──────── Text to read ────────
This year was the longest I’ve spent in Austin. I got there a week early to attend SXSW Edu, and I had already spent much of the week loitering around the Austin Conference Centre attending sessions and I felt ready for what the main festival had in store for me.
This year’s SXSW felt different to previous years. Whereas in 2016 I felt SXSW had reached a point where it was becoming too big, this year felt much quieter and more pleasant. The previous week it had been cold during most of SXSW Edu, at times colder than London and the weather throughout the festival wasn’t anything like the temperatures I’ve come to expect. Maybe this put off students on Spring Break? During Music, there also appeared to be less free parties and no real big names and this for me was a good thing. Overall, I think this is my favourite SXSW.
After four days of sitting in sessions, I didn’t feel like attending too many Interactive sessions and other than a few space related sessions and a session on Marvel Comics, I did my best to catch films, tv premiers, documentaries, music and some of the other activities around town.
──────── Available data ────────
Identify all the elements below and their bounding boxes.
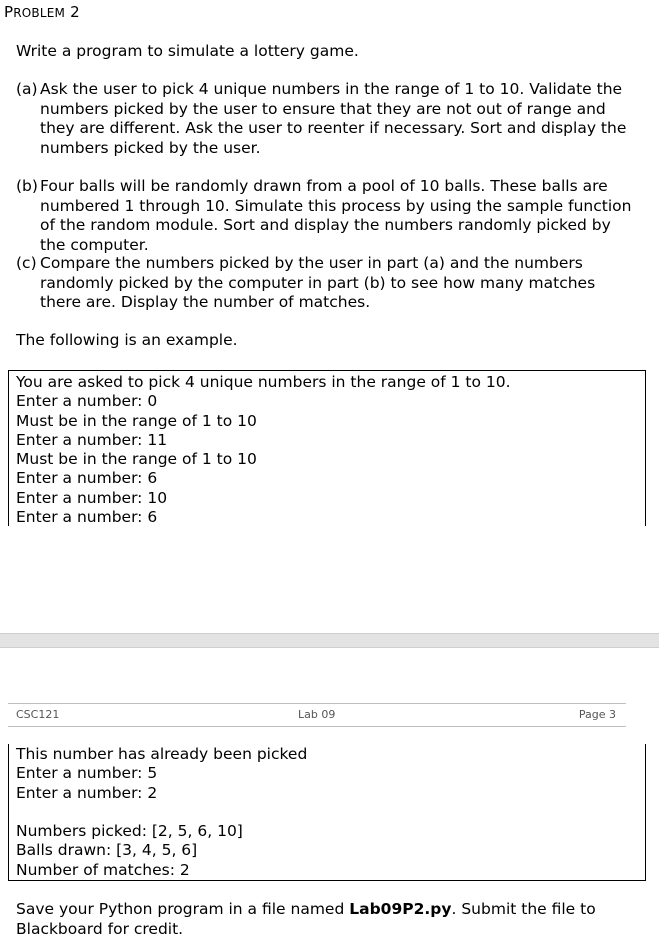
────────
* **Task list**:
**A)** According to the SXSW post, why did the writer get to Austin a week early?
**B)** Repeat the SXSW post between "This year’s SXSW" and "my favourite SXSW.", inclusive.
The material comes from a source other than the SXSW post.

* **Responses**:
**A)** To attend SXSW Edu.

**B)**
This year’s SXSW felt different to previous years. Whereas in 2016 I felt SXSW had reached a point where it was becoming too big, this year felt much quieter and more pleasant. The previous week it had been cold during most of SXSW Edu, at times colder than London and the weather throughout the festival wasn’t anything like the temperatures I’ve come to expect. Maybe this put off students on Spring Break? During Music, there also appeared to be less free parties and no real big names and this for me was a good thing. Overall, I think this is my favourite SXSW.